*Data to use*
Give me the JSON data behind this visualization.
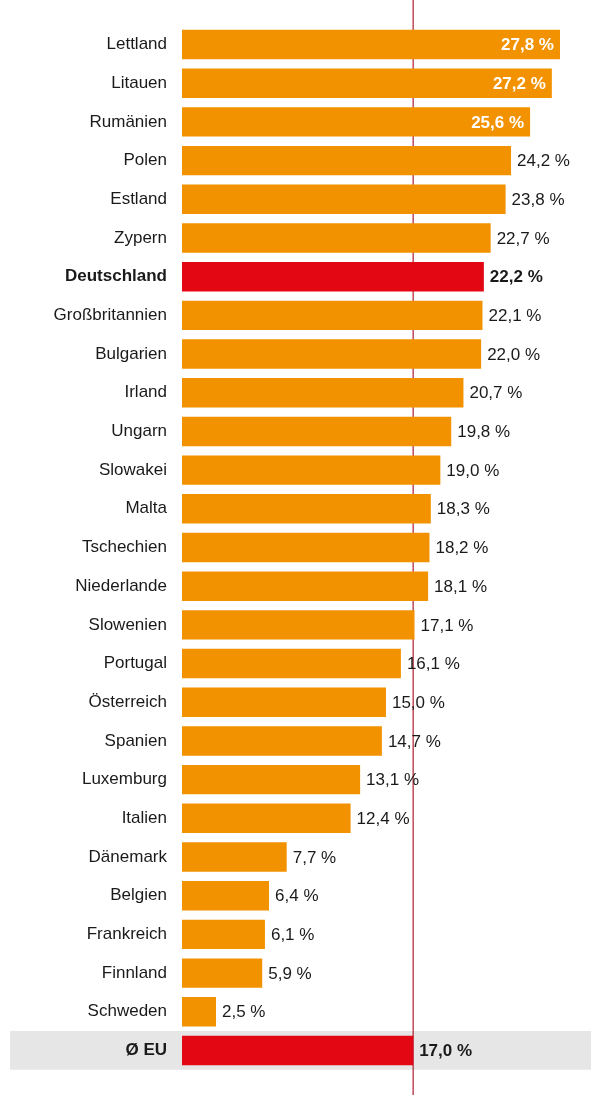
{
  "chart_data": {
    "type": "bar",
    "orientation": "horizontal",
    "categories": [
      "Lettland",
      "Litauen",
      "Rumänien",
      "Polen",
      "Estland",
      "Zypern",
      "Deutschland",
      "Großbritannien",
      "Bulgarien",
      "Irland",
      "Ungarn",
      "Slowakei",
      "Malta",
      "Tschechien",
      "Niederlande",
      "Slowenien",
      "Portugal",
      "Österreich",
      "Spanien",
      "Luxemburg",
      "Italien",
      "Dänemark",
      "Belgien",
      "Frankreich",
      "Finnland",
      "Schweden",
      "Ø EU"
    ],
    "values": [
      27.8,
      27.2,
      25.6,
      24.2,
      23.8,
      22.7,
      22.2,
      22.1,
      22.0,
      20.7,
      19.8,
      19.0,
      18.3,
      18.2,
      18.1,
      17.1,
      16.1,
      15.0,
      14.7,
      13.1,
      12.4,
      7.7,
      6.4,
      6.1,
      5.9,
      2.5,
      17.0
    ],
    "colors": [
      "#f39200",
      "#f39200",
      "#f39200",
      "#f39200",
      "#f39200",
      "#f39200",
      "#e30613",
      "#f39200",
      "#f39200",
      "#f39200",
      "#f39200",
      "#f39200",
      "#f39200",
      "#f39200",
      "#f39200",
      "#f39200",
      "#f39200",
      "#f39200",
      "#f39200",
      "#f39200",
      "#f39200",
      "#f39200",
      "#f39200",
      "#f39200",
      "#f39200",
      "#f39200",
      "#e30613"
    ],
    "value_labels": [
      "27,8 %",
      "27,2 %",
      "25,6 %",
      "24,2 %",
      "23,8 %",
      "22,7 %",
      "22,2 %",
      "22,1 %",
      "22,0 %",
      "20,7 %",
      "19,8 %",
      "19,0 %",
      "18,3 %",
      "18,2 %",
      "18,1 %",
      "17,1 %",
      "16,1 %",
      "15,0 %",
      "14,7 %",
      "13,1 %",
      "12,4 %",
      "7,7 %",
      "6,4 %",
      "6,1 %",
      "5,9 %",
      "2,5 %",
      "17,0 %"
    ],
    "ref_lines": [
      {
        "axis": "x",
        "value": 17.0,
        "color": "#b01c2e"
      }
    ],
    "bands": [
      {
        "axis": "y",
        "from": "Ø EU",
        "to": "Ø EU",
        "color": "#e6e6e6"
      }
    ],
    "legend": false,
    "tick_labels": "y"
  }
}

*Task requirements*
Restate the data above word for word. Skip every picture.

*Expected output*
Give me the JSON data behind this visualization.
{
  "chart_data": {
    "type": "bar",
    "orientation": "horizontal",
    "categories": [
      "Lettland",
      "Litauen",
      "Rumänien",
      "Polen",
      "Estland",
      "Zypern",
      "Deutschland",
      "Großbritannien",
      "Bulgarien",
      "Irland",
      "Ungarn",
      "Slowakei",
      "Malta",
      "Tschechien",
      "Niederlande",
      "Slowenien",
      "Portugal",
      "Österreich",
      "Spanien",
      "Luxemburg",
      "Italien",
      "Dänemark",
      "Belgien",
      "Frankreich",
      "Finnland",
      "Schweden",
      "Ø EU"
    ],
    "values": [
      27.8,
      27.2,
      25.6,
      24.2,
      23.8,
      22.7,
      22.2,
      22.1,
      22.0,
      20.7,
      19.8,
      19.0,
      18.3,
      18.2,
      18.1,
      17.1,
      16.1,
      15.0,
      14.7,
      13.1,
      12.4,
      7.7,
      6.4,
      6.1,
      5.9,
      2.5,
      17.0
    ],
    "colors": [
      "#f39200",
      "#f39200",
      "#f39200",
      "#f39200",
      "#f39200",
      "#f39200",
      "#e30613",
      "#f39200",
      "#f39200",
      "#f39200",
      "#f39200",
      "#f39200",
      "#f39200",
      "#f39200",
      "#f39200",
      "#f39200",
      "#f39200",
      "#f39200",
      "#f39200",
      "#f39200",
      "#f39200",
      "#f39200",
      "#f39200",
      "#f39200",
      "#f39200",
      "#f39200",
      "#e30613"
    ],
    "value_labels": [
      "27,8 %",
      "27,2 %",
      "25,6 %",
      "24,2 %",
      "23,8 %",
      "22,7 %",
      "22,2 %",
      "22,1 %",
      "22,0 %",
      "20,7 %",
      "19,8 %",
      "19,0 %",
      "18,3 %",
      "18,2 %",
      "18,1 %",
      "17,1 %",
      "16,1 %",
      "15,0 %",
      "14,7 %",
      "13,1 %",
      "12,4 %",
      "7,7 %",
      "6,4 %",
      "6,1 %",
      "5,9 %",
      "2,5 %",
      "17,0 %"
    ],
    "ref_lines": [
      {
        "axis": "x",
        "value": 17.0,
        "color": "#b01c2e"
      }
    ],
    "bands": [
      {
        "axis": "y",
        "from": "Ø EU",
        "to": "Ø EU",
        "color": "#e6e6e6"
      }
    ],
    "legend": false,
    "tick_labels": "y"
  }
}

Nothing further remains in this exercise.